## Problem
Collect the lines of the entries where "health" shows up.

##########

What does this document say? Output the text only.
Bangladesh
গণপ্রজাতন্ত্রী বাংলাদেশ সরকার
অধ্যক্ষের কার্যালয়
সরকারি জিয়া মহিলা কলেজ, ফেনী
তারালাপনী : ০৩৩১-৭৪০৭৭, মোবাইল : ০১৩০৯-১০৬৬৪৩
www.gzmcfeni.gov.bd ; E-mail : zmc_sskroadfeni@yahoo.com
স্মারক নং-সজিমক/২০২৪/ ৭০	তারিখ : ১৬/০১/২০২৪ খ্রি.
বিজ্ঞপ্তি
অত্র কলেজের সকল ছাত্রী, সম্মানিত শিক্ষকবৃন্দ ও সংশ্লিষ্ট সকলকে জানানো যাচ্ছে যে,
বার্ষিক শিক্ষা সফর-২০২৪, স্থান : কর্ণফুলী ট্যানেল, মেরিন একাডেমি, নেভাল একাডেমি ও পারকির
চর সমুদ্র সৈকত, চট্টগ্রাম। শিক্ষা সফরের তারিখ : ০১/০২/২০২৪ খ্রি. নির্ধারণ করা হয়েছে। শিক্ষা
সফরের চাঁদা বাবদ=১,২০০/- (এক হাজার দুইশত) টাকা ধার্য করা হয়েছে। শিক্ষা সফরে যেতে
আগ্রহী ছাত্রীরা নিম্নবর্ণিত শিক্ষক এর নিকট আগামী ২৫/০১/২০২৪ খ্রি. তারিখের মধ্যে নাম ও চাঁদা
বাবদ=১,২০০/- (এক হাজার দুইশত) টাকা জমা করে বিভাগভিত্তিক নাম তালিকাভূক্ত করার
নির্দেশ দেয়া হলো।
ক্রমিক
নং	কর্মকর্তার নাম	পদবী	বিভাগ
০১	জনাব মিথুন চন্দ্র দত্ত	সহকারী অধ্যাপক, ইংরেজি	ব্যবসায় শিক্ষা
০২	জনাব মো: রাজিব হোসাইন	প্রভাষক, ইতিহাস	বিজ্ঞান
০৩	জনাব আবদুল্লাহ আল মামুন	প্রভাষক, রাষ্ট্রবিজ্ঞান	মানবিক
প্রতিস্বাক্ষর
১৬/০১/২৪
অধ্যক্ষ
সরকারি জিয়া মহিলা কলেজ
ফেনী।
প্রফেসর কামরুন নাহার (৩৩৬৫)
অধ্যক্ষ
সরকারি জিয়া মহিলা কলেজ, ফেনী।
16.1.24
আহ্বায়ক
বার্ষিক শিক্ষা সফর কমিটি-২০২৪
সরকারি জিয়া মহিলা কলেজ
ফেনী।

##########

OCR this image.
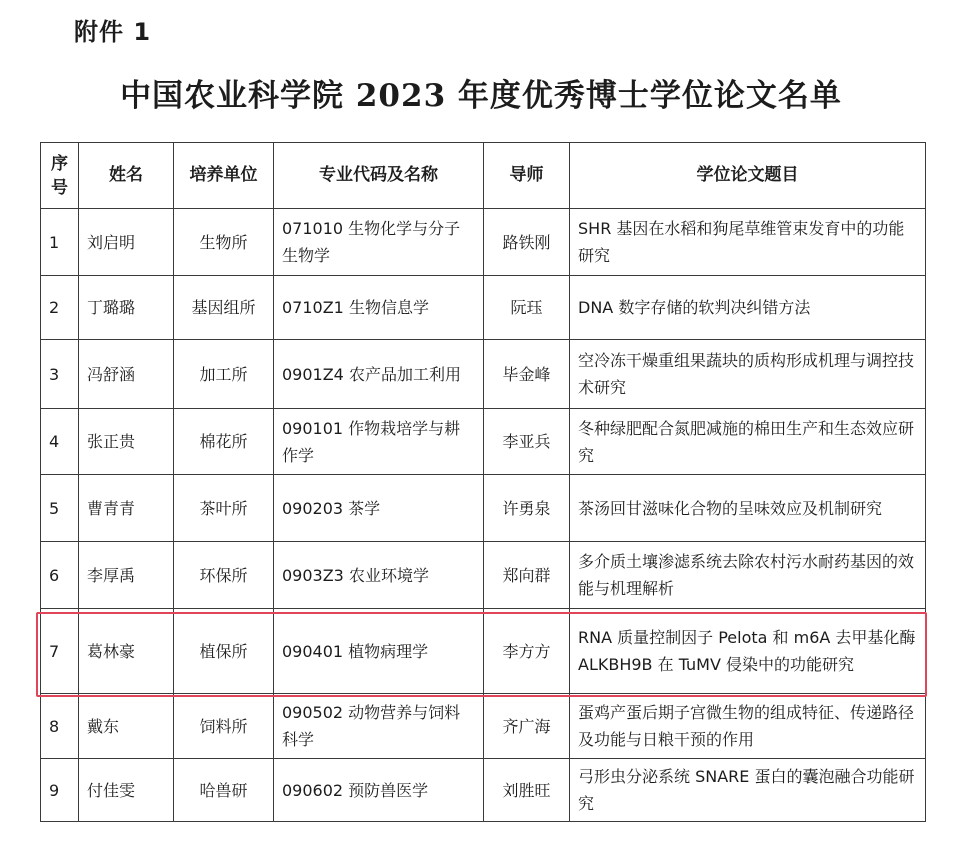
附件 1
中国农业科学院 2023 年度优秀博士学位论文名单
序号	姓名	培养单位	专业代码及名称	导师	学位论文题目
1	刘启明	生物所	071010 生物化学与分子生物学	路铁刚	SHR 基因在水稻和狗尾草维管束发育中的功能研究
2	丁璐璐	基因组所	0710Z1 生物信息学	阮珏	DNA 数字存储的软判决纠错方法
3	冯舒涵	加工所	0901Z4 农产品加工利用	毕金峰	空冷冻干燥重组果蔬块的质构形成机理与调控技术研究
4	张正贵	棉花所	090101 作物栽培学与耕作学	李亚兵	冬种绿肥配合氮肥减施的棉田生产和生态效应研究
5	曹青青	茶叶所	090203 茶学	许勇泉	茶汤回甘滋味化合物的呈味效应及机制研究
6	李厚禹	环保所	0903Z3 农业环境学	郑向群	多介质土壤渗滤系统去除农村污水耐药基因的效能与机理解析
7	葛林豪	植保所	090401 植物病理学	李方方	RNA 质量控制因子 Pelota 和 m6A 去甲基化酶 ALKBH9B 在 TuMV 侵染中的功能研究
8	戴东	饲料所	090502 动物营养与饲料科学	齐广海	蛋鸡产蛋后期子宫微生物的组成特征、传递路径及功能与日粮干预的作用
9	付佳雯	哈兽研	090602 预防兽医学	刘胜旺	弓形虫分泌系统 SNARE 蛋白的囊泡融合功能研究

##########

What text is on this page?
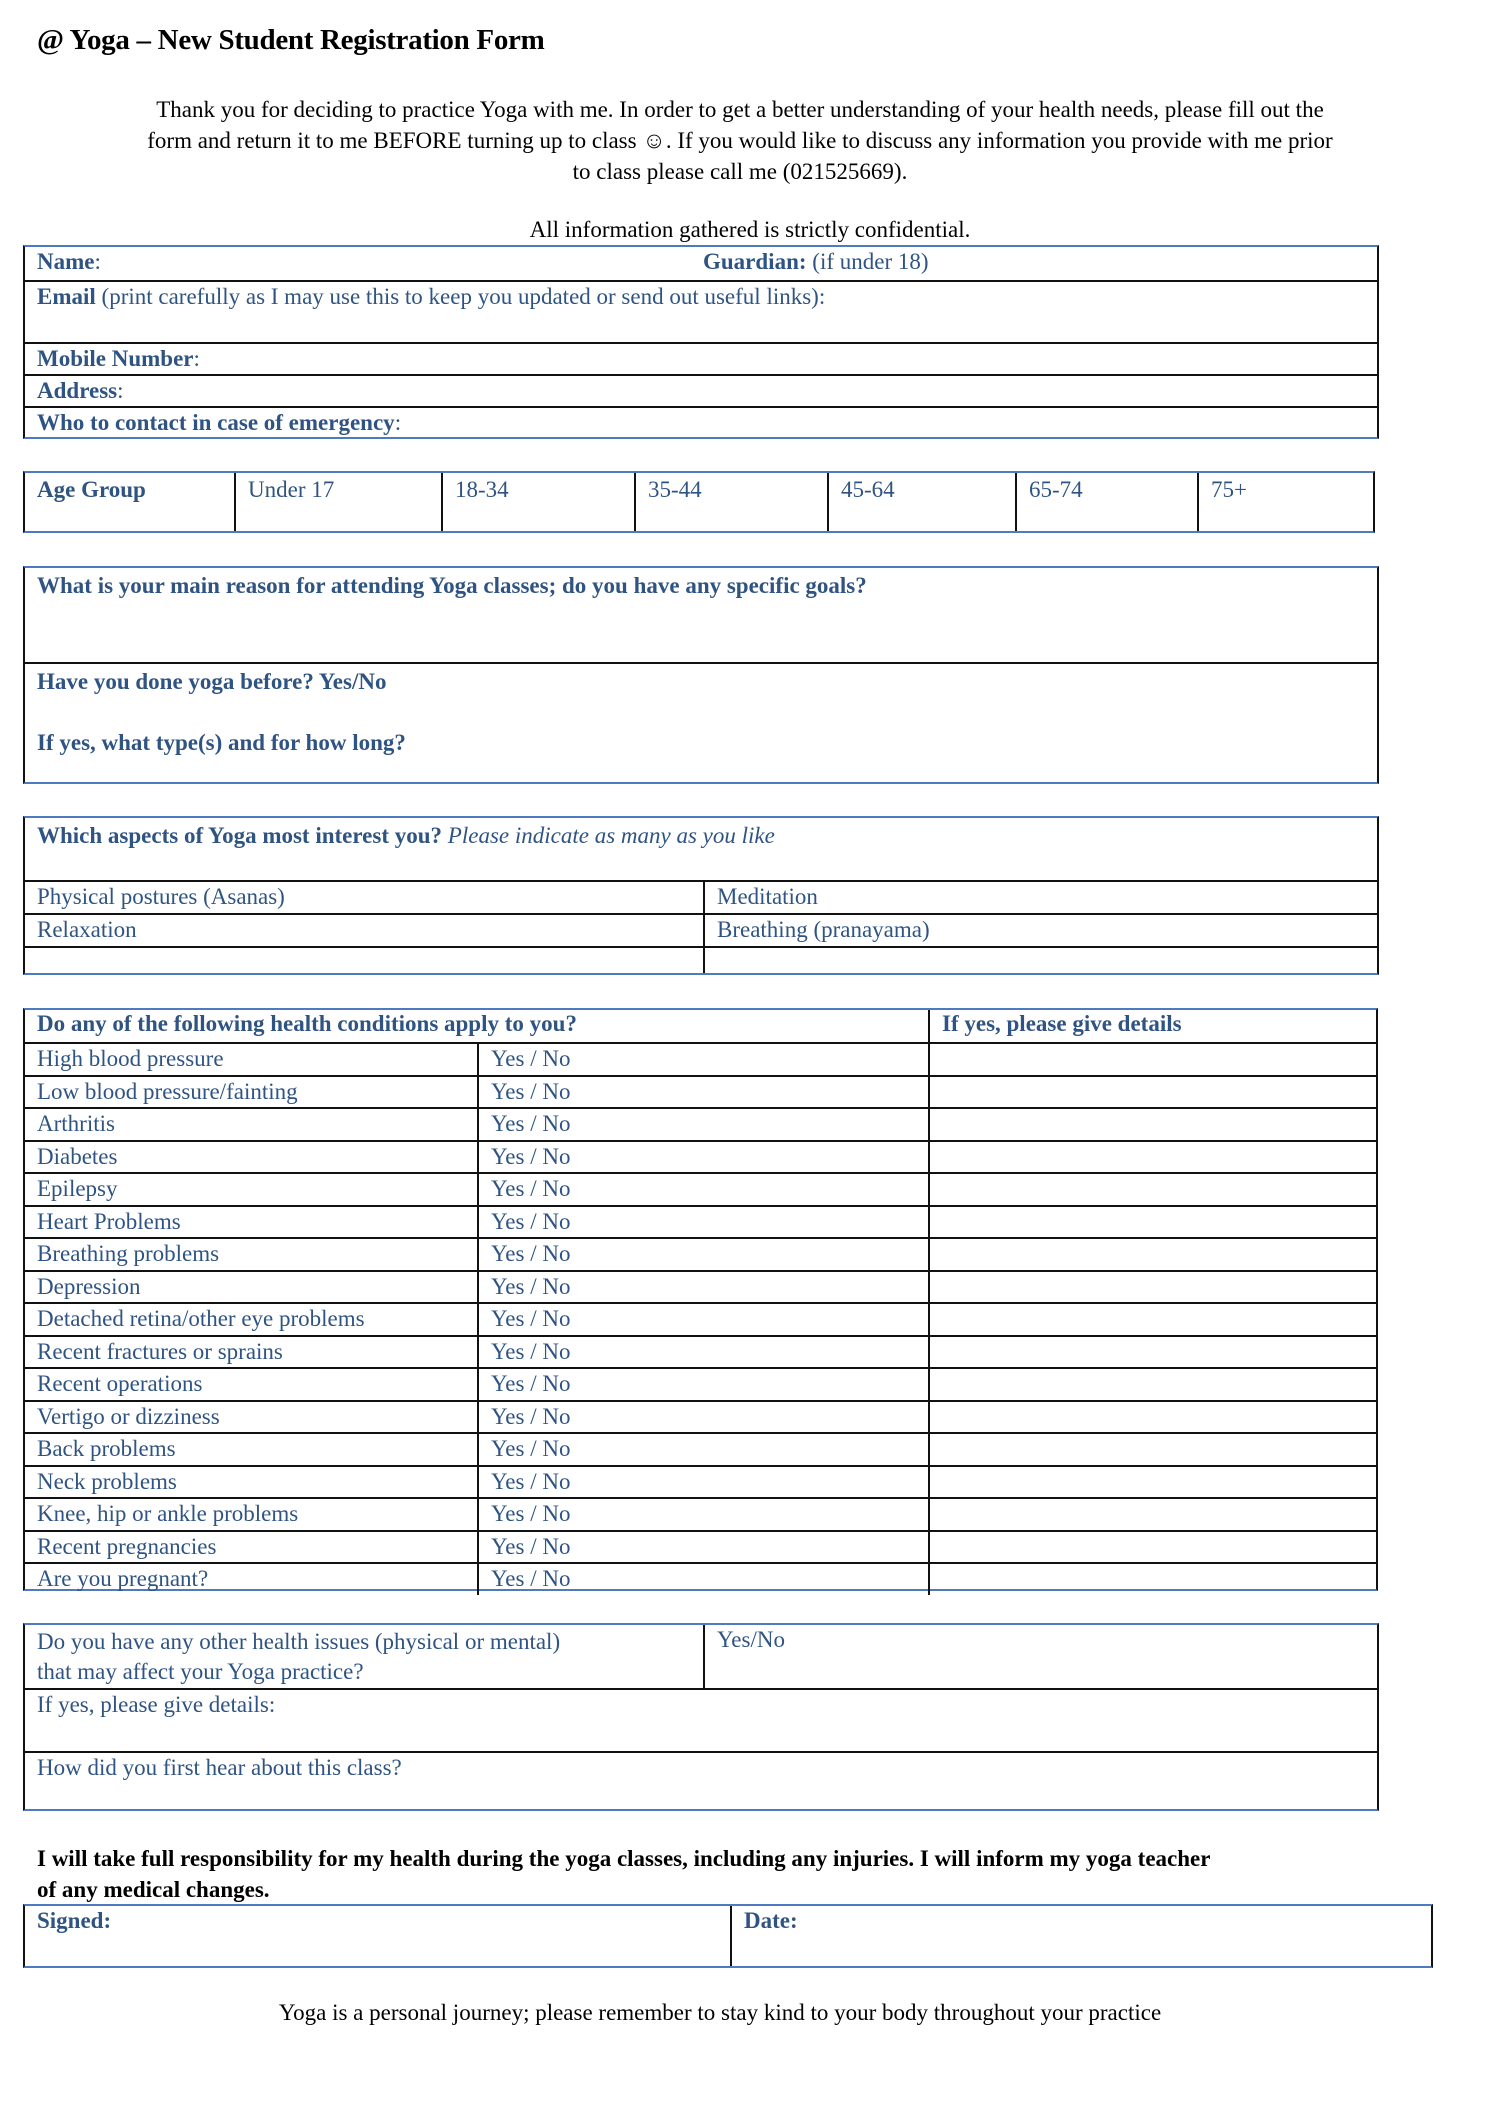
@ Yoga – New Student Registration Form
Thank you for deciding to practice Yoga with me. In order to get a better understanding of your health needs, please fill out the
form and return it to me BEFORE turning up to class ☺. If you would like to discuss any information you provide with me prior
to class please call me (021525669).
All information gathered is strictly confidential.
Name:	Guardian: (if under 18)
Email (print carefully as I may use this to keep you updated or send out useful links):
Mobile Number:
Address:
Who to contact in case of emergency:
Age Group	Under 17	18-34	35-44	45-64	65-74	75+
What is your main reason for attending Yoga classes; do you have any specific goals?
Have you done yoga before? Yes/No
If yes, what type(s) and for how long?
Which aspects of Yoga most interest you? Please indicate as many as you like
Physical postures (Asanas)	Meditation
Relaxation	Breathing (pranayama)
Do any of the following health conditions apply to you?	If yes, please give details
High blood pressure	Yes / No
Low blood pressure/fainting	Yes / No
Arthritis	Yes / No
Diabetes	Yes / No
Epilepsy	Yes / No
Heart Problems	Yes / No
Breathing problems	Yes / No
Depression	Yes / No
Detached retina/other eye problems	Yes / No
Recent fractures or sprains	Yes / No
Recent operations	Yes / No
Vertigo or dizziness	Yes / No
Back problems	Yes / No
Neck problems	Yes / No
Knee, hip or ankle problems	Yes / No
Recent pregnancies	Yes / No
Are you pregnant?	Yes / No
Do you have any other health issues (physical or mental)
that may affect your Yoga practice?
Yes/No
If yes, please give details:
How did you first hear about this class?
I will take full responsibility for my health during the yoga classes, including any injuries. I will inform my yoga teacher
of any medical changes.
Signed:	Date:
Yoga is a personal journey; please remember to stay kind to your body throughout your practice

##########

## Answer to this problem
Thank you for deciding to practice Yoga with me. In order to get a better understanding of your health needs, please fill out the
Do any of the following health conditions apply to you?	If yes, please give details
Do you have any other health issues (physical or mental)
I will take full responsibility for my health during the yoga classes, including any injuries. I will inform my yoga teacher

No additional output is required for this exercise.